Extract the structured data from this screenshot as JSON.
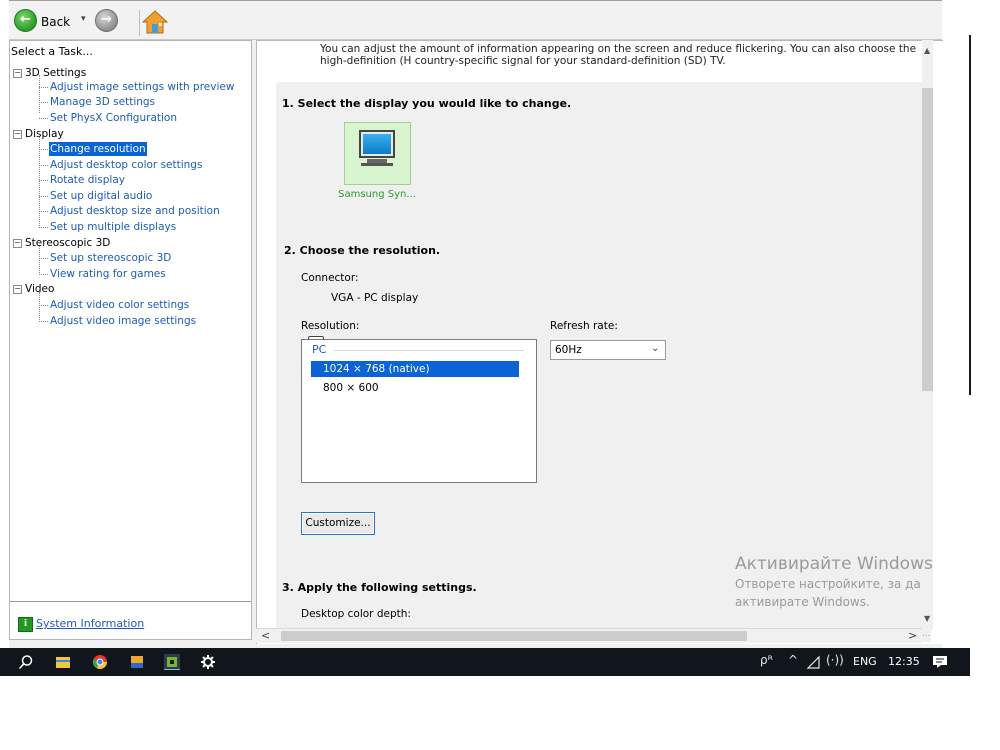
{
  "toolbar": {
    "back_label": "Back",
    "back_glyph": "←",
    "forward_glyph": "→",
    "dropdown_glyph": "▾"
  },
  "task_pane": {
    "title": "Select a Task...",
    "categories": [
      {
        "label": "3D Settings",
        "items": [
          "Adjust image settings with preview",
          "Manage 3D settings",
          "Set PhysX Configuration"
        ]
      },
      {
        "label": "Display",
        "items": [
          "Change resolution",
          "Adjust desktop color settings",
          "Rotate display",
          "Set up digital audio",
          "Adjust desktop size and position",
          "Set up multiple displays"
        ]
      },
      {
        "label": "Stereoscopic 3D",
        "items": [
          "Set up stereoscopic 3D",
          "View rating for games"
        ]
      },
      {
        "label": "Video",
        "items": [
          "Adjust video color settings",
          "Adjust video image settings"
        ]
      }
    ],
    "expander_glyph": "−",
    "selected_item": "Change resolution",
    "system_info_label": "System Information",
    "system_info_glyph": "i"
  },
  "content": {
    "intro": "You can adjust the amount of information appearing on the screen and reduce flickering. You can also choose the high-definition (H country-specific signal for your standard-definition (SD) TV.",
    "section1_title": "1. Select the display you would like to change.",
    "display_name": "Samsung Syn...",
    "section2_title": "2. Choose the resolution.",
    "connector_label": "Connector:",
    "connector_value": "VGA - PC display",
    "resolution_label": "Resolution:",
    "resolution_group": "PC",
    "resolutions": [
      "1024 × 768 (native)",
      "800 × 600"
    ],
    "refresh_label": "Refresh rate:",
    "refresh_value": "60Hz",
    "customize_label": "Customize...",
    "section3_title": "3. Apply the following settings.",
    "color_depth_label": "Desktop color depth:"
  },
  "watermark": {
    "title": "Активирайте Windows",
    "line1": "Отворете настройките, за да",
    "line2": "активирате Windows."
  },
  "scrollbars": {
    "up": "▲",
    "down": "▼",
    "left": "<",
    "right": ">"
  },
  "taskbar": {
    "language": "ENG",
    "time": "12:35",
    "tray_people": "ρᴿ",
    "tray_chevron": "^",
    "tray_volume": "(·))"
  },
  "colors": {
    "selection": "#0a64d6",
    "link": "#1d5cb5",
    "nvidia_green": "#2c9a2c",
    "taskbar": "#10161c"
  }
}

◇ ◇ ◇ ◇ ◇

§ What is needed: Write out the material above again, word for word, minus its pictures.

§ Task response:
Extract the structured data from this screenshot as JSON.
{
  "toolbar": {
    "back_label": "Back",
    "back_glyph": "←",
    "forward_glyph": "→",
    "dropdown_glyph": "▾"
  },
  "task_pane": {
    "title": "Select a Task...",
    "categories": [
      {
        "label": "3D Settings",
        "items": [
          "Adjust image settings with preview",
          "Manage 3D settings",
          "Set PhysX Configuration"
        ]
      },
      {
        "label": "Display",
        "items": [
          "Change resolution",
          "Adjust desktop color settings",
          "Rotate display",
          "Set up digital audio",
          "Adjust desktop size and position",
          "Set up multiple displays"
        ]
      },
      {
        "label": "Stereoscopic 3D",
        "items": [
          "Set up stereoscopic 3D",
          "View rating for games"
        ]
      },
      {
        "label": "Video",
        "items": [
          "Adjust video color settings",
          "Adjust video image settings"
        ]
      }
    ],
    "expander_glyph": "−",
    "selected_item": "Change resolution",
    "system_info_label": "System Information",
    "system_info_glyph": "i"
  },
  "content": {
    "intro": "You can adjust the amount of information appearing on the screen and reduce flickering. You can also choose the high-definition (H country-specific signal for your standard-definition (SD) TV.",
    "section1_title": "1. Select the display you would like to change.",
    "display_name": "Samsung Syn...",
    "section2_title": "2. Choose the resolution.",
    "connector_label": "Connector:",
    "connector_value": "VGA - PC display",
    "resolution_label": "Resolution:",
    "resolution_group": "PC",
    "resolutions": [
      "1024 × 768 (native)",
      "800 × 600"
    ],
    "refresh_label": "Refresh rate:",
    "refresh_value": "60Hz",
    "customize_label": "Customize...",
    "section3_title": "3. Apply the following settings.",
    "color_depth_label": "Desktop color depth:"
  },
  "watermark": {
    "title": "Активирайте Windows",
    "line1": "Отворете настройките, за да",
    "line2": "активирате Windows."
  },
  "scrollbars": {
    "up": "▲",
    "down": "▼",
    "left": "<",
    "right": ">"
  },
  "taskbar": {
    "language": "ENG",
    "time": "12:35",
    "tray_people": "ρᴿ",
    "tray_chevron": "^",
    "tray_volume": "(·))"
  },
  "colors": {
    "selection": "#0a64d6",
    "link": "#1d5cb5",
    "nvidia_green": "#2c9a2c",
    "taskbar": "#10161c"
  }
}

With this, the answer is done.